Finally, Tianjin has unique natural assets and a special history, but most new development does not reflect this. In order to create a positive image and identity for the city, new development should incorporate these assets, such as the river and canal system, agricultural history, and existing open space.
These are challenging issues, but they are critical to the success of TOD in Tianjin. If Tianjin is committed to TOD, they can be resolved. Our plans and principles provide guidance, and the city can use demonstration projects to test these development models.
We identified seven key steps to implementing TOD in Tianjin. Each is discussed below.
Adopting a clear set of TOD policies is critical. We have developed a proposed set of TOD principles, strategies and guidelines. The City of Tianjin could create a TOD district for all areas within 1 km of a transit station in which these policies would apply. The city could then create a specific plan for each TOD district that outlines a development vision based on these policies [1-4].

Set task A:
Write out the passage of the Tianjin TOD text starting with "These are challenging" and going on through "these development models.".
The text and the rows that follow it were taken from unrelated sources.

Entries supplied:
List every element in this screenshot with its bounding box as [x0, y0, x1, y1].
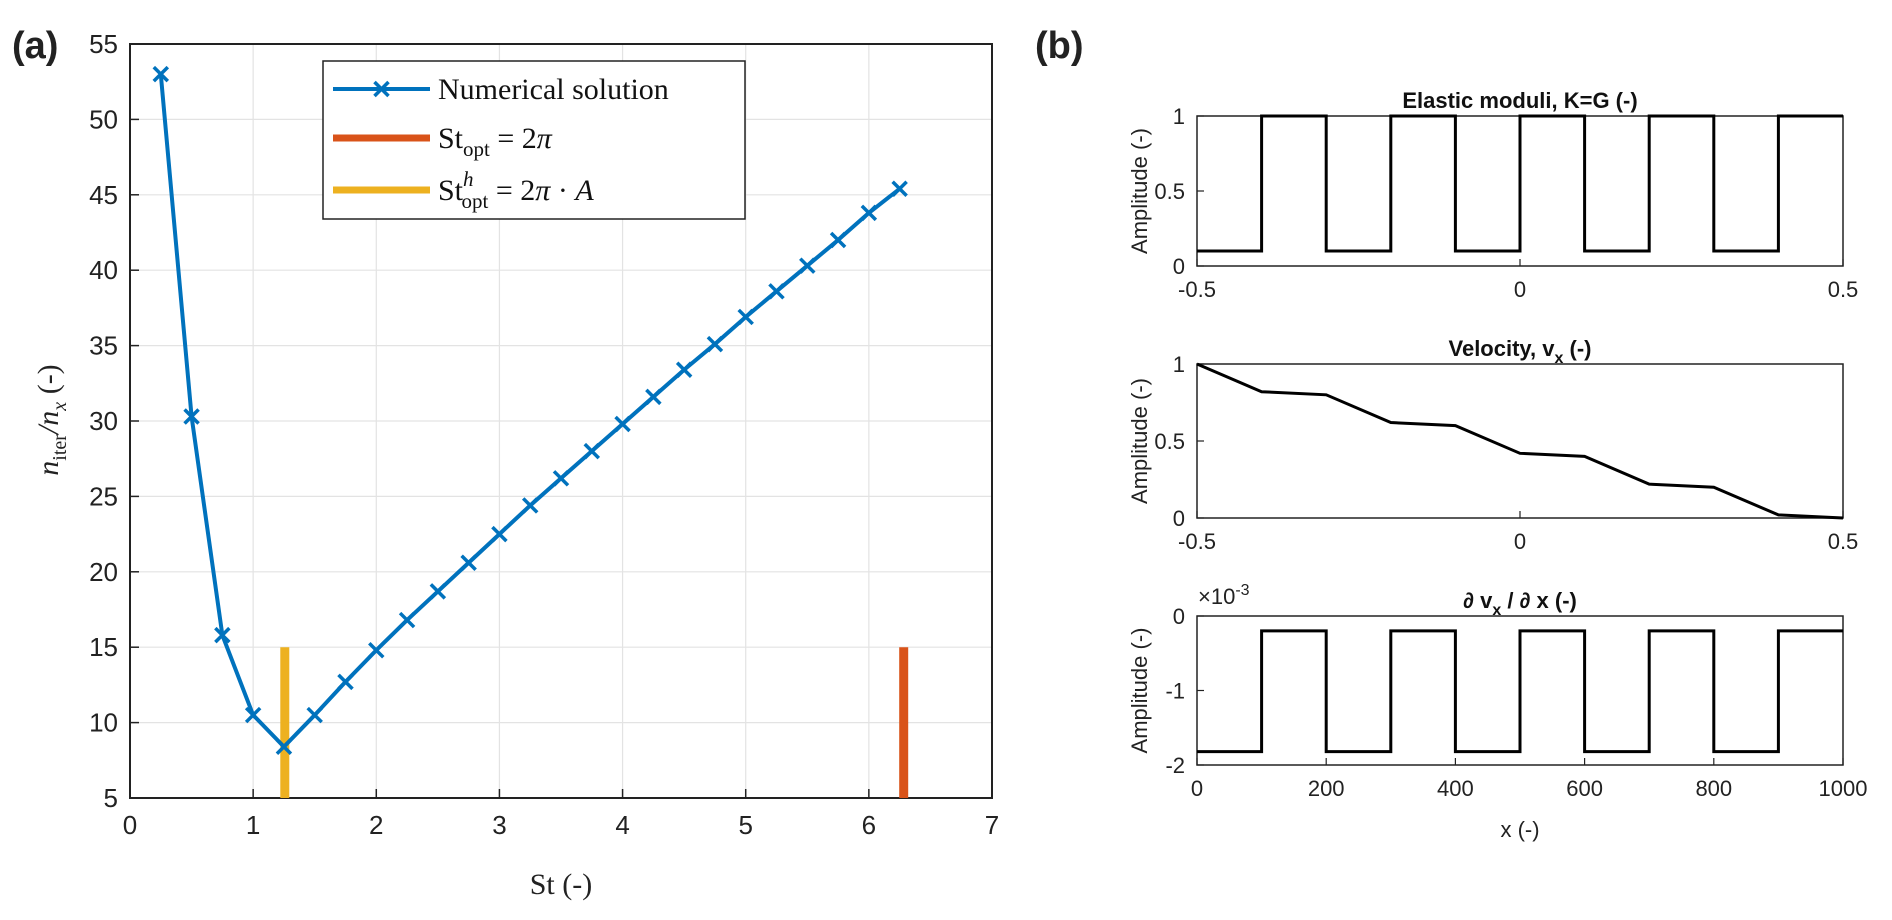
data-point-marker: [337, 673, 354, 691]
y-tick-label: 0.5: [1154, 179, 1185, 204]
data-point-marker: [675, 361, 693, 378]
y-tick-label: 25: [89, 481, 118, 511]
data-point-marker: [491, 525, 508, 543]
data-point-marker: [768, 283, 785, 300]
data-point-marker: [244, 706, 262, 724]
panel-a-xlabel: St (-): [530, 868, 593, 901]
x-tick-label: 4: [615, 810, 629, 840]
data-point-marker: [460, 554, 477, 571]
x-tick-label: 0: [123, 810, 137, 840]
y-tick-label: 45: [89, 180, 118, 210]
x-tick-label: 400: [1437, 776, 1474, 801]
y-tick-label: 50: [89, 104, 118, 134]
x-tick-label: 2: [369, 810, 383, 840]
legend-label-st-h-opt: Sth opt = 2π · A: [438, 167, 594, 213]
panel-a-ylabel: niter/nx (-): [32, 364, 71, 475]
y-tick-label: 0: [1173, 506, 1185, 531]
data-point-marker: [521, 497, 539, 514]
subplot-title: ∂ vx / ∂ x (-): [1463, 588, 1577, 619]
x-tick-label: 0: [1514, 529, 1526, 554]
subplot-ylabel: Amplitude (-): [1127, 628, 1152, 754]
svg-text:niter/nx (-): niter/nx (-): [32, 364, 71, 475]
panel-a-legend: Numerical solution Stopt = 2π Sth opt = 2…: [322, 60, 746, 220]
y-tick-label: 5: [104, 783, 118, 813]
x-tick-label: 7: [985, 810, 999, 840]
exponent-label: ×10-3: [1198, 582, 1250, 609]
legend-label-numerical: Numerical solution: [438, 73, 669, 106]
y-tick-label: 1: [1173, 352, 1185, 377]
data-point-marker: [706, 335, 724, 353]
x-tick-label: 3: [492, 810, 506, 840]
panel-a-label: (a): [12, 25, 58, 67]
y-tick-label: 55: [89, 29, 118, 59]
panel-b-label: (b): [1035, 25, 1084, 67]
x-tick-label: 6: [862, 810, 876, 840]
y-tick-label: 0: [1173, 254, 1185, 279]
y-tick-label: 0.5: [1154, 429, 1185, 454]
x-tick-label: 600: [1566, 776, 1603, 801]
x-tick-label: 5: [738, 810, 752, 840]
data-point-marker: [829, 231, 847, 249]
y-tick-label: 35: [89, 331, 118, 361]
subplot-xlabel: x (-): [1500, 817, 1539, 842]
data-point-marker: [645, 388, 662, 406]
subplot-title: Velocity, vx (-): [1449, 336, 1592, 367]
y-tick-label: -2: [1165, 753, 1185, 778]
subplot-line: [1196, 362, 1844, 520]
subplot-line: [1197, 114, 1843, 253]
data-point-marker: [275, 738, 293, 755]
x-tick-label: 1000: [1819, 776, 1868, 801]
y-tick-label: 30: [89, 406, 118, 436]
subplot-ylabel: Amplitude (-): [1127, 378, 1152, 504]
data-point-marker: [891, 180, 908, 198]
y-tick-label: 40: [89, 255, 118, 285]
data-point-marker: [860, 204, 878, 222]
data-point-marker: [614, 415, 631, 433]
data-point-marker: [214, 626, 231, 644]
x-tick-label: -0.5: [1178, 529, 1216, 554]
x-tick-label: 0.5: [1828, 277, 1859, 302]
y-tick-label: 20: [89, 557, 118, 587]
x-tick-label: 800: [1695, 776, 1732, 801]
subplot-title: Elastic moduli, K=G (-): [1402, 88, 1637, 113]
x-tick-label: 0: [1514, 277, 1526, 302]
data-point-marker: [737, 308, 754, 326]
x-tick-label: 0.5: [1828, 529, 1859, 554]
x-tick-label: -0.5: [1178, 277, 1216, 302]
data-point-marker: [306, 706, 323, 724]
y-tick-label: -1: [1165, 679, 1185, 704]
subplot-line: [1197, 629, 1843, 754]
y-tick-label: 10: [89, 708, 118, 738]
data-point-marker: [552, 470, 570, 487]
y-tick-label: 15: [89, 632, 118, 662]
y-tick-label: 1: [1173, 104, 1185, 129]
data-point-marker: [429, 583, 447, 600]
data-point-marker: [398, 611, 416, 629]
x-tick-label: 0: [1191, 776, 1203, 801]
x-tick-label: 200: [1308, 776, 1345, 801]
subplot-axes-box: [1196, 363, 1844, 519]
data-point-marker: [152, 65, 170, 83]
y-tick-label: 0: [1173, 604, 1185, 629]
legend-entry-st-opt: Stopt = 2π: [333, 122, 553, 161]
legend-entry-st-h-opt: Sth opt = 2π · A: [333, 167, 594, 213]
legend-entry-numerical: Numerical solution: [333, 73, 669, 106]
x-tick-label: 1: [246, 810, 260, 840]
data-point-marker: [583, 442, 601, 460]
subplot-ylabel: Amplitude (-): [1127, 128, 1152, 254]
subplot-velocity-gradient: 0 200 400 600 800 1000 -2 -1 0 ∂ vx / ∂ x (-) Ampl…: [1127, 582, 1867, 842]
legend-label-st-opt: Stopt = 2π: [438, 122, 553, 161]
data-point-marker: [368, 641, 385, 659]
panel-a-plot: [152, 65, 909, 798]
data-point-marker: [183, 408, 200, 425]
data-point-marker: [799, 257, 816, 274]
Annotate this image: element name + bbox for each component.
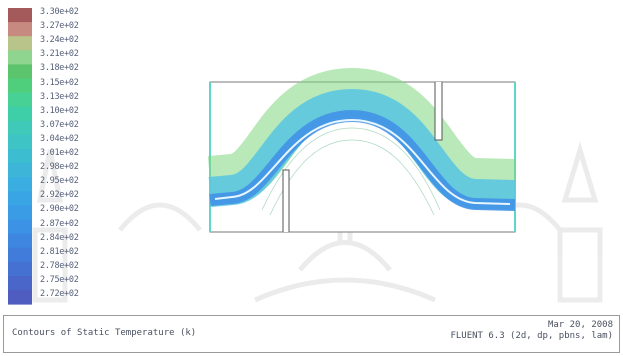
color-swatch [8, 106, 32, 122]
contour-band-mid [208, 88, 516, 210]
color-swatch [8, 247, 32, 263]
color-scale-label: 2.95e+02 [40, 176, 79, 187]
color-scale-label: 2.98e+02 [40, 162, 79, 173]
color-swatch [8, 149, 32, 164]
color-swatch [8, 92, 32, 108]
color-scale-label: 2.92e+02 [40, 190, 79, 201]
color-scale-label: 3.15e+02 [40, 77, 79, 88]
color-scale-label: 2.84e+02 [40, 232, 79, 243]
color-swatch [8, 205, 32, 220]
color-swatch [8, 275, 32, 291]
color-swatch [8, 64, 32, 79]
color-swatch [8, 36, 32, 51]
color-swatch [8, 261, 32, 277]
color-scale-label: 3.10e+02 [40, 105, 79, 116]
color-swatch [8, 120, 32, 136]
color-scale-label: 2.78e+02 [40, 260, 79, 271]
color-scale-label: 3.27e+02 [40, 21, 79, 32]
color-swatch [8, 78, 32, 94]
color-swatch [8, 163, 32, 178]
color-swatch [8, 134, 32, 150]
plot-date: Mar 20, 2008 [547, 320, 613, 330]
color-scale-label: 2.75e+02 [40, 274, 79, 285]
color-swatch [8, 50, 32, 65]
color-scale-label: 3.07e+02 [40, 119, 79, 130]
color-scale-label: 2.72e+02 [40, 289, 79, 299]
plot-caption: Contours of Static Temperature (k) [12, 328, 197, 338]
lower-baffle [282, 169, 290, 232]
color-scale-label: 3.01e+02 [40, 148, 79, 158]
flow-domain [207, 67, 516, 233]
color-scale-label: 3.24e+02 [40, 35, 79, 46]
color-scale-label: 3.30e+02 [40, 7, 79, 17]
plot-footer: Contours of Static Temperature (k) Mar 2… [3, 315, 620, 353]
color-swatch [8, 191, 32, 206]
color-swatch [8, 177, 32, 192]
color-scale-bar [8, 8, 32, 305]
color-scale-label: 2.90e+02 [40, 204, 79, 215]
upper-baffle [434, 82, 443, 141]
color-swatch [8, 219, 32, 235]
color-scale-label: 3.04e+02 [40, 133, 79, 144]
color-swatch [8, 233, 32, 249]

Set task B:
In the rows, starting with the line with "color-swatch [8, 106, 32, 122]" and going on through the last row, swap "plot-caption" for "figure-caption" and leave everything else unchanged. Return only those lines.

Complete response A:
These are challenging issues, but they are critical to the success of TOD in Tianjin. If Tianjin is committed to TOD, they can be resolved. Our plans and principles provide guidance, and the city can use demonstration projects to test these development models.

Complete response B:
color-swatch [8, 106, 32, 122]
contour-band-mid [208, 88, 516, 210]
color-swatch [8, 247, 32, 263]
color-scale-label: 2.95e+02 [40, 176, 79, 187]
color-scale-label: 2.98e+02 [40, 162, 79, 173]
color-swatch [8, 149, 32, 164]
color-swatch [8, 92, 32, 108]
color-scale-label: 2.92e+02 [40, 190, 79, 201]
color-scale-label: 3.15e+02 [40, 77, 79, 88]
color-scale-label: 2.84e+02 [40, 232, 79, 243]
color-swatch [8, 205, 32, 220]
color-swatch [8, 275, 32, 291]
color-swatch [8, 64, 32, 79]
color-swatch [8, 36, 32, 51]
color-swatch [8, 261, 32, 277]
color-scale-label: 3.10e+02 [40, 105, 79, 116]
color-swatch [8, 120, 32, 136]
color-scale-label: 2.78e+02 [40, 260, 79, 271]
color-scale-label: 3.27e+02 [40, 21, 79, 32]
color-swatch [8, 78, 32, 94]
color-swatch [8, 163, 32, 178]
color-swatch [8, 134, 32, 150]
plot-date: Mar 20, 2008 [547, 320, 613, 330]
color-scale-label: 2.75e+02 [40, 274, 79, 285]
color-swatch [8, 50, 32, 65]
color-scale-label: 3.07e+02 [40, 119, 79, 130]
color-scale-label: 2.72e+02 [40, 289, 79, 299]
figure-caption: Contours of Static Temperature (k) [12, 328, 197, 338]
lower-baffle [282, 169, 290, 232]
color-scale-label: 3.01e+02 [40, 148, 79, 158]
flow-domain [207, 67, 516, 233]
color-scale-label: 3.24e+02 [40, 35, 79, 46]
color-scale-label: 3.30e+02 [40, 7, 79, 17]
plot-footer: Contours of Static Temperature (k) Mar 2… [3, 315, 620, 353]
color-swatch [8, 191, 32, 206]
color-swatch [8, 177, 32, 192]
color-scale-bar [8, 8, 32, 305]
color-scale-label: 2.90e+02 [40, 204, 79, 215]
upper-baffle [434, 82, 443, 141]
color-swatch [8, 219, 32, 235]
color-scale-label: 3.04e+02 [40, 133, 79, 144]
color-swatch [8, 233, 32, 249]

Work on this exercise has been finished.